#### Extracted data:
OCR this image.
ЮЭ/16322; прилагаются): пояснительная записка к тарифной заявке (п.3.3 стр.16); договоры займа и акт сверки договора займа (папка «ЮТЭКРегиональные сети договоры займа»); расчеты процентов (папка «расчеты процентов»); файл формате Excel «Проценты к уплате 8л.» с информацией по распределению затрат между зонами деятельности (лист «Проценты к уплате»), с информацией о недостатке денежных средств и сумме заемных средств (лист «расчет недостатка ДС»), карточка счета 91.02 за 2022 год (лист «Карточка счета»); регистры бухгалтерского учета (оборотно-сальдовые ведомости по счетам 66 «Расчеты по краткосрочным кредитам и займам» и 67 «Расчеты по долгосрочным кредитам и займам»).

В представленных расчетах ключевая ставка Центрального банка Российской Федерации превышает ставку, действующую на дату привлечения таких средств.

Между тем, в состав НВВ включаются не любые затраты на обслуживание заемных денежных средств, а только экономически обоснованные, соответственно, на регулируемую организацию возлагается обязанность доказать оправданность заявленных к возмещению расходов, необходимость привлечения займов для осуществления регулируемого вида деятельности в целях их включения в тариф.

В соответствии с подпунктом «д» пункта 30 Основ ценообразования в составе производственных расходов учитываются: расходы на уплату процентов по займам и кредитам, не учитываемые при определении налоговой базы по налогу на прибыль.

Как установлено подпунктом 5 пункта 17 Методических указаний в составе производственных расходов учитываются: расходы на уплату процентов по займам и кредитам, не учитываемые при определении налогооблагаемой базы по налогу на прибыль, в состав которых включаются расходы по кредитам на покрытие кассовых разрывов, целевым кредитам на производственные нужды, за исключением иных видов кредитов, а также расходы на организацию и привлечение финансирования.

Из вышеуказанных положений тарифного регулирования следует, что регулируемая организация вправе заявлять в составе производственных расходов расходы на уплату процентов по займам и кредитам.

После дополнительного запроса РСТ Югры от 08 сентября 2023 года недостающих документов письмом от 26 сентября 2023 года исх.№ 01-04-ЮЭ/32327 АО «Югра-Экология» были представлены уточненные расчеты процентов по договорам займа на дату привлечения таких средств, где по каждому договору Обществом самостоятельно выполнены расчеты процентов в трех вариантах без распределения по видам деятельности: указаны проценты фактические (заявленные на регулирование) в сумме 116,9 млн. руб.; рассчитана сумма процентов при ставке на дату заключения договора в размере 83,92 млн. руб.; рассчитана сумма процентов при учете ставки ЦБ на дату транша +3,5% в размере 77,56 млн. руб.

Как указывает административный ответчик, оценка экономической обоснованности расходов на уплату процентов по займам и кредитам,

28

* * *

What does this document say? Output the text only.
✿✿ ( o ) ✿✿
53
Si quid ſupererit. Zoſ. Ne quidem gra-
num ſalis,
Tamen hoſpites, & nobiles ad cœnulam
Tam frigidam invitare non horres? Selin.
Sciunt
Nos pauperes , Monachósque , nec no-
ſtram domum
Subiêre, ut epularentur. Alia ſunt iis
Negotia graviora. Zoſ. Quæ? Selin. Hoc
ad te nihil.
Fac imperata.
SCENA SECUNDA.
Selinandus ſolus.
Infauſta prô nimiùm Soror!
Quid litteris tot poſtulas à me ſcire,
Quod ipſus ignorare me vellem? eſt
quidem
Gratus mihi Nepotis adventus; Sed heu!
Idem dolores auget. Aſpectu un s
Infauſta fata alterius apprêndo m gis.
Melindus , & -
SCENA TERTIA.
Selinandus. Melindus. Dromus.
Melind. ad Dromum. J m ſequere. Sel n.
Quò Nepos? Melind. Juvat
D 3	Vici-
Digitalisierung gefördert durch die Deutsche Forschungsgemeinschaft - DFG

#### Your instructions:
Identify and copy all lines with the word "учитываются".

#### Task output:
В соответствии с подпунктом «д» пункта 30 Основ ценообразования в составе производственных расходов учитываются: расходы на уплату процентов по займам и кредитам, не учитываемые при определении налоговой базы по налогу на прибыль.
Как установлено подпунктом 5 пункта 17 Методических указаний в составе производственных расходов учитываются: расходы на уплату процентов по займам и кредитам, не учитываемые при определении налогооблагаемой базы по налогу на прибыль, в состав которых включаются расходы по кредитам на покрытие кассовых разрывов, целевым кредитам на производственные нужды, за исключением иных видов кредитов, а также расходы на организацию и привлечение финансирования.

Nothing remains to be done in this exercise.